╭─ INFORMATION GIVEN

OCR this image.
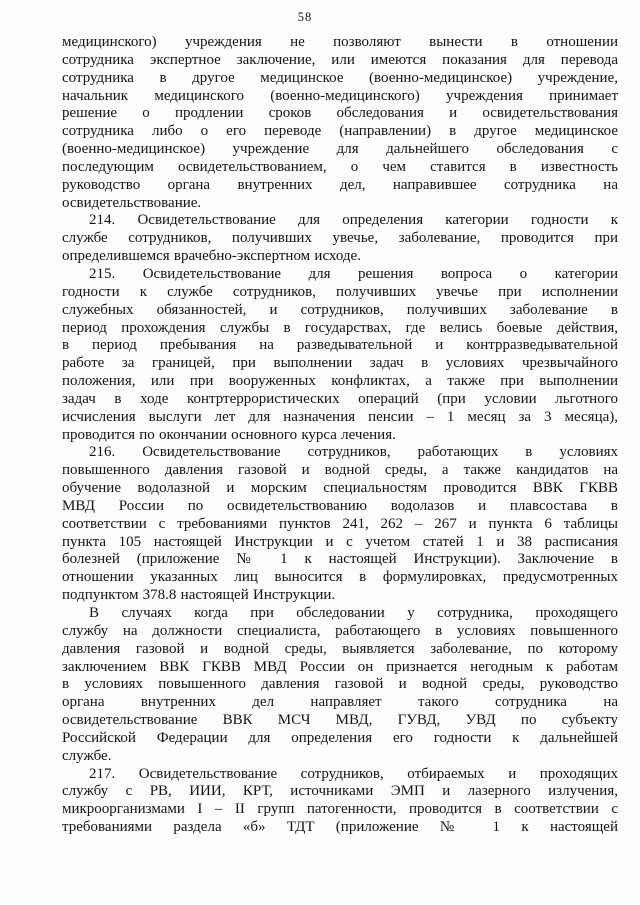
58
медицинского) учреждения не позволяют вынести в отношении
сотрудника экспертное заключение, или имеются показания для перевода
сотрудника в другое медицинское (военно-медицинское) учреждение,
начальник медицинского (военно-медицинского) учреждения принимает
решение о продлении сроков обследования и освидетельствования
сотрудника либо о его переводе (направлении) в другое медицинское
(военно-медицинское) учреждение для дальнейшего обследования с
последующим освидетельствованием, о чем ставится в известность
руководство органа внутренних дел, направившее сотрудника на
освидетельствование.
214. Освидетельствование для определения категории годности к
службе сотрудников, получивших увечье, заболевание, проводится при
определившемся врачебно-экспертном исходе.
215. Освидетельствование для решения вопроса о категории
годности к службе сотрудников, получивших увечье при исполнении
служебных обязанностей, и сотрудников, получивших заболевание в
период прохождения службы в государствах, где велись боевые действия,
в период пребывания на разведывательной и контрразведывательной
работе за границей, при выполнении задач в условиях чрезвычайного
положения, или при вооруженных конфликтах, а также при выполнении
задач в ходе контртеррористических операций (при условии льготного
исчисления выслуги лет для назначения пенсии – 1 месяц за 3 месяца),
проводится по окончании основного курса лечения.
216. Освидетельствование сотрудников, работающих в условиях
повышенного давления газовой и водной среды, а также кандидатов на
обучение водолазной и морским специальностям проводится ВВК ГКВВ
МВД России по освидетельствованию водолазов и плавсостава в
соответствии с требованиями пунктов 241, 262 – 267 и пункта 6 таблицы
пункта 105 настоящей Инструкции и с учетом статей 1 и 38 расписания
болезней (приложение № 1 к настоящей Инструкции). Заключение в
отношении указанных лиц выносится в формулировках, предусмотренных
подпунктом 378.8 настоящей Инструкции.
В случаях когда при обследовании у сотрудника, проходящего
службу на должности специалиста, работающего в условиях повышенного
давления газовой и водной среды, выявляется заболевание, по которому
заключением ВВК ГКВВ МВД России он признается негодным к работам
в условиях повышенного давления газовой и водной среды, руководство
органа внутренних дел направляет такого сотрудника на
освидетельствование ВВК МСЧ МВД, ГУВД, УВД по субъекту
Российской Федерации для определения его годности к дальнейшей
службе.
217. Освидетельствование сотрудников, отбираемых и проходящих
службу с РВ, ИИИ, КРТ, источниками ЭМП и лазерного излучения,
микроорганизмами I – II групп патогенности, проводится в соответствии с
требованиями раздела «б» ТДТ (приложение № 1 к настоящей
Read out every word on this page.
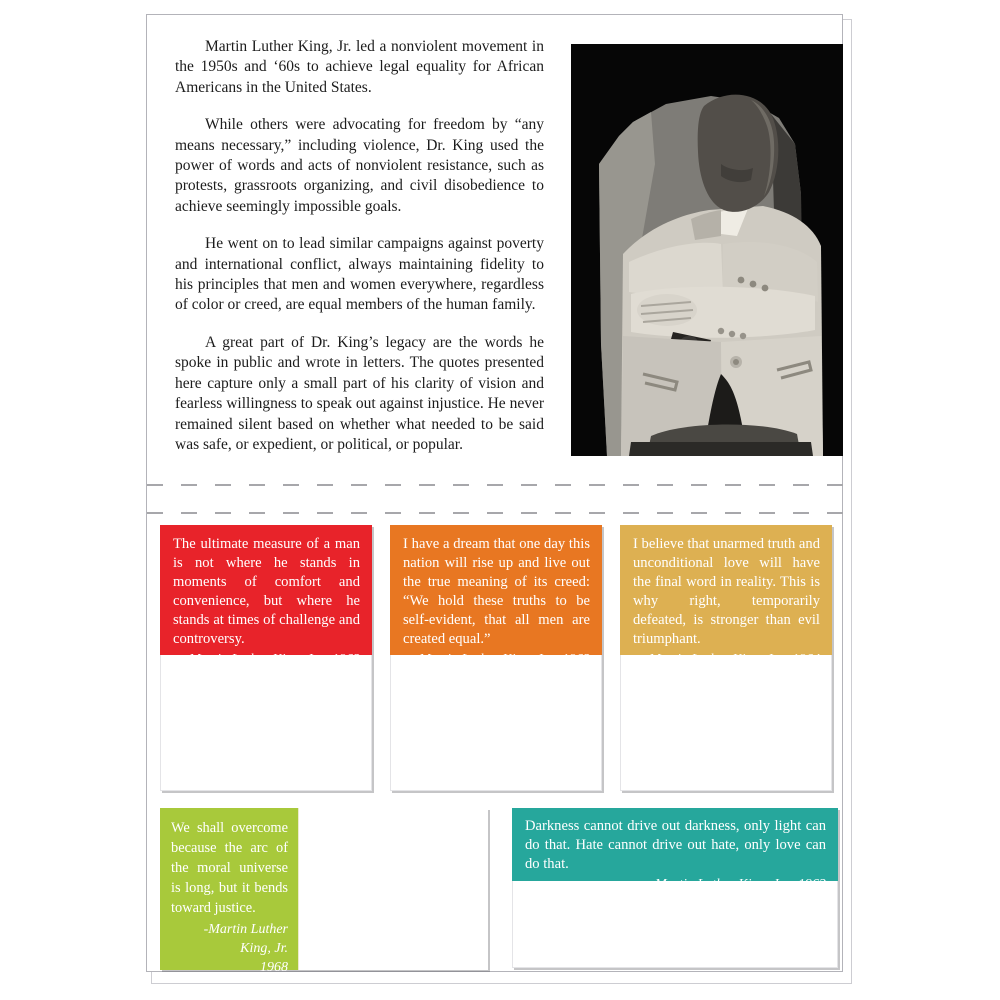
Martin Luther King, Jr. led a nonviolent movement in the 1950s and ‘60s to achieve legal equality for African Americans in the United States.

While others were advocating for freedom by “any means necessary,” including violence, Dr. King used the power of words and acts of nonviolent resistance, such as protests, grassroots organizing, and civil disobedience to achieve seemingly impossible goals.

He went on to lead similar campaigns against poverty and international conflict, always maintaining fidelity to his principles that men and women everywhere, regardless of color or creed, are equal members of the human family.

A great part of Dr. King’s legacy are the words he spoke in public and wrote in letters. The quotes presented here capture only a small part of his clarity of vision and fearless willingness to speak out against injustice. He never remained silent based on whether what needed to be said was safe, or expedient, or political, or popular.

The ultimate measure of a man is not where he stands in moments of comfort and convenience, but where he stands at times of challenge and controversy.
-Martin Luther King, Jr. • 1963
I have a dream that one day this nation will rise up and live out the true meaning of its creed: “We hold these truths to be self-evident, that all men are created equal.”
-Martin Luther King, Jr. • 1963
I believe that unarmed truth and unconditional love will have the final word in reality. This is why right, temporarily defeated, is stronger than evil triumphant.
-Martin Luther King, Jr. • 1964
We shall overcome because the arc of the moral universe is long, but it bends toward justice.
-Martin Luther
King, Jr.
1968
Darkness cannot drive out darkness, only light can do that. Hate cannot drive out hate, only love can do that.
-Martin Luther King, Jr. • 1963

╰─

- DIRECTIONS FOR THIS TASK
In the listing, find each line with the string "службе" and copy it.

- REPLY
службе сотрудников, получивших увечье, заболевание, проводится при
годности к службе сотрудников, получивших увечье при исполнении
службе.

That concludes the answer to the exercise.